Extracted data entries:
○ ○ ○
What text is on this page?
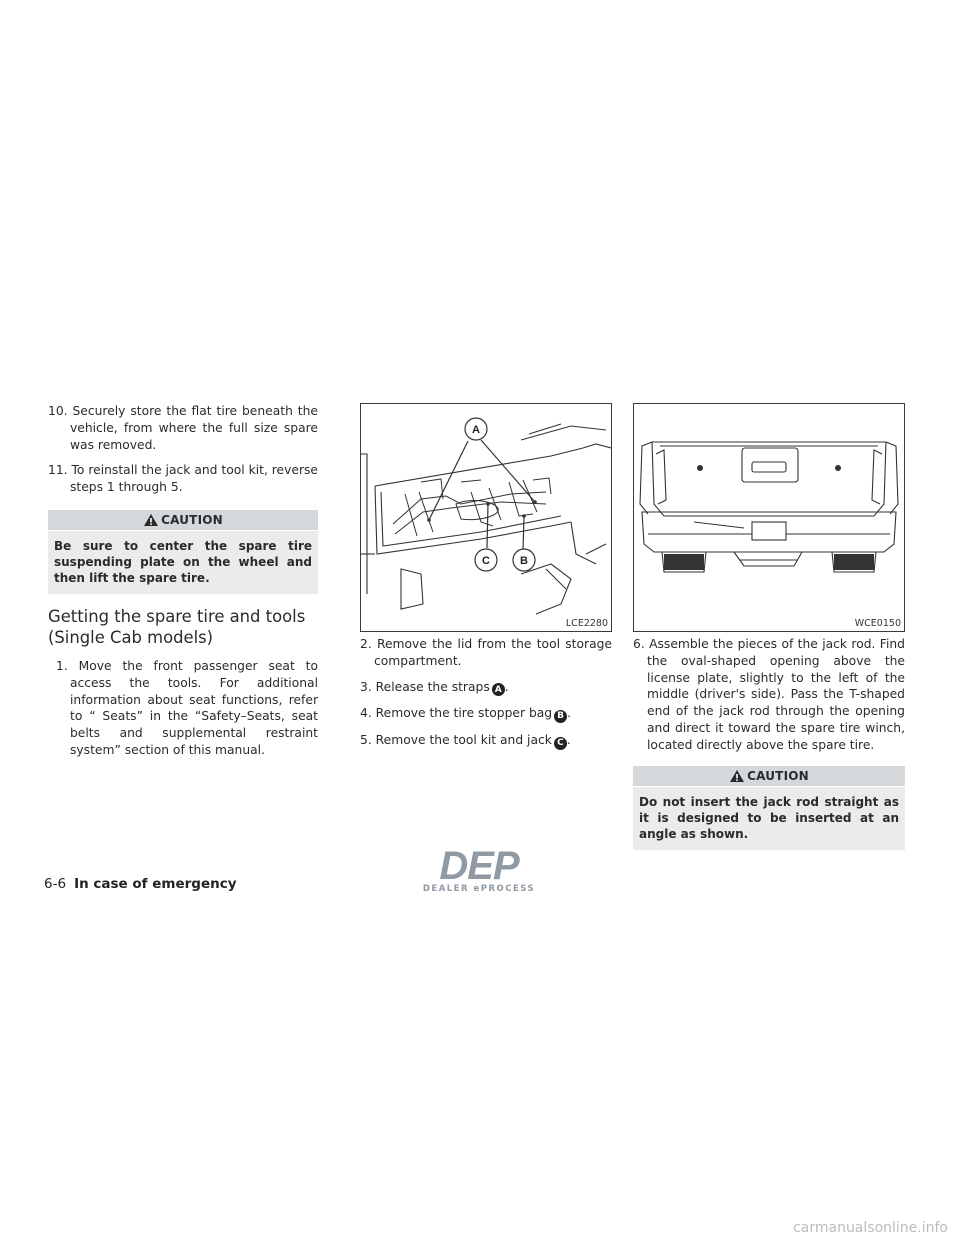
10. Securely store the flat tire beneath the vehicle, from where the full size spare was removed.

11. To reinstall the jack and tool kit, reverse steps 1 through 5.

CAUTION
Be sure to center the spare tire suspending plate on the wheel and then lift the spare tire.
Getting the spare tire and tools (Single Cab models)

1. Move the front passenger seat to access the tools. For additional information about seat functions, refer to “ Seats” in the “Safety–Seats, seat belts and supplemental restraint system” section of this manual.

A
C	B
LCE2280

2. Remove the lid from the tool storage compartment.

3. Release the straps A .

4. Remove the tire stopper bag B .

5. Remove the tool kit and jack C .

WCE0150

6. Assemble the pieces of the jack rod. Find the oval-shaped opening above the license plate, slightly to the left of the middle (driver's side). Pass the T-shaped end of the jack rod through the opening and direct it toward the spare tire winch, located directly above the spare tire.

CAUTION
Do not insert the jack rod straight as it is designed to be inserted at an angle as shown.
6-6 In case of emergency	DEP
DEALER ePROCESS
carmanualsonline.info
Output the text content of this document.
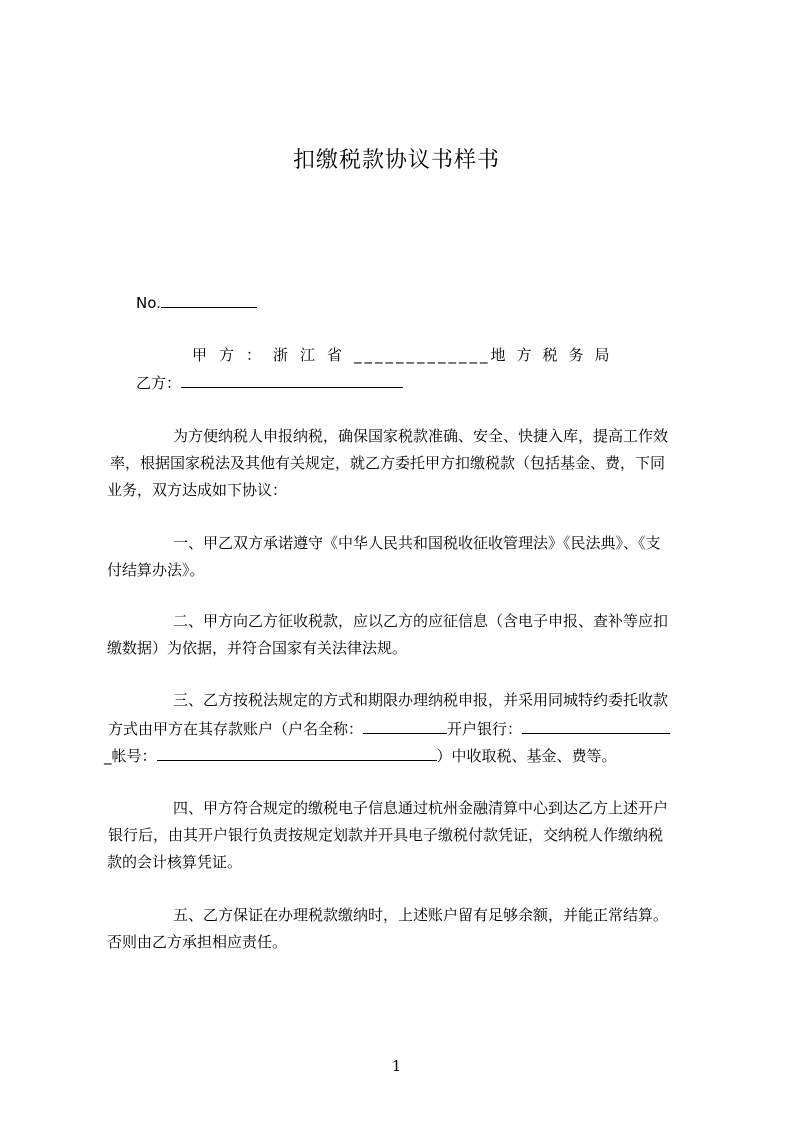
扣缴税款协议书样书
No.
甲方：浙江省_____________地方税务局
乙方：
为方便纳税人申报纳税，确保国家税款准确、安全、快捷入库，提高工作效
率，根据国家税法及其他有关规定，就乙方委托甲方扣缴税款（包括基金、费，下同
业务，双方达成如下协议：
一、甲乙双方承诺遵守《中华人民共和国税收征收管理法》《民法典》、《支
付结算办法》。
二、甲方向乙方征收税款，应以乙方的应征信息（含电子申报、查补等应扣
缴数据）为依据，并符合国家有关法律法规。
三、乙方按税法规定的方式和期限办理纳税申报，并采用同城特约委托收款
方式由甲方在其存款账户（户名全称：	开户银行：
_帐号：	）中收取税、基金、费等。
四、甲方符合规定的缴税电子信息通过杭州金融清算中心到达乙方上述开户
银行后，由其开户银行负责按规定划款并开具电子缴税付款凭证，交纳税人作缴纳税
款的会计核算凭证。
五、乙方保证在办理税款缴纳时，上述账户留有足够余额，并能正常结算。
否则由乙方承担相应责任。
1
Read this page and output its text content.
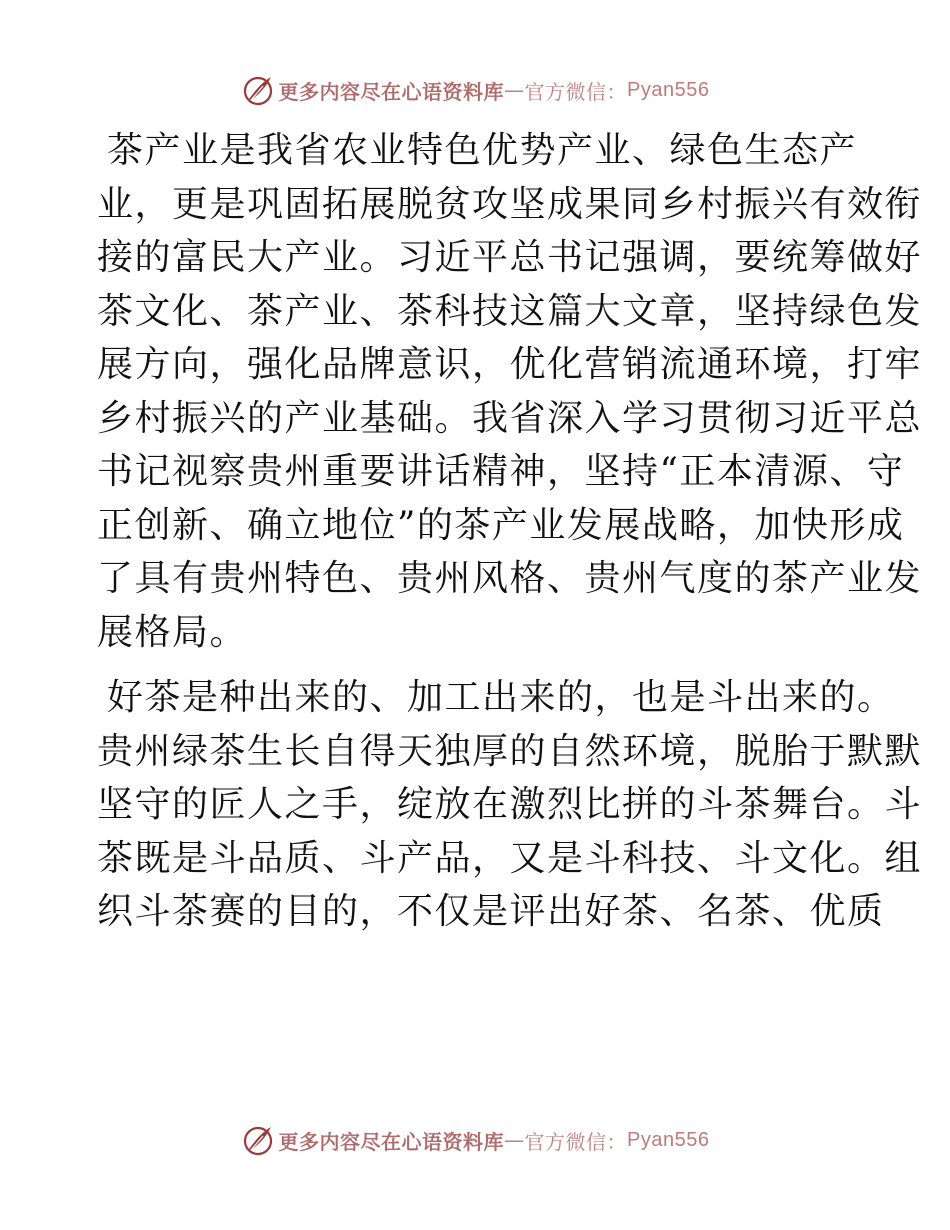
更多内容尽在心语资料库 — 官方微信： Pyan556

茶产业是我省农业特色优势产业、绿色生态产
业，更是巩固拓展脱贫攻坚成果同乡村振兴有效衔
接的富民大产业。习近平总书记强调，要统筹做好
茶文化、茶产业、茶科技这篇大文章，坚持绿色发
展方向，强化品牌意识，优化营销流通环境，打牢
乡村振兴的产业基础。我省深入学习贯彻习近平总
书记视察贵州重要讲话精神，坚持“正本清源、守
正创新、确立地位”的茶产业发展战略，加快形成
了具有贵州特色、贵州风格、贵州气度的茶产业发
展格局。

好茶是种出来的、加工出来的，也是斗出来的。
贵州绿茶生长自得天独厚的自然环境，脱胎于默默
坚守的匠人之手，绽放在激烈比拼的斗茶舞台。斗
茶既是斗品质、斗产品，又是斗科技、斗文化。组
织斗茶赛的目的，不仅是评出好茶、名茶、优质

更多内容尽在心语资料库 — 官方微信： Pyan556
○ ○ ○
Select from the material above each line in which the string "through" appears, and list those lines.

> _Written solution_
11. To reinstall the jack and tool kit, reverse steps 1 through 5.
6. Assemble the pieces of the jack rod. Find the oval-shaped opening above the license plate, slightly to the left of the middle (driver's side). Pass the T-shaped end of the jack rod through the opening and direct it toward the spare tire winch, located directly above the spare tire.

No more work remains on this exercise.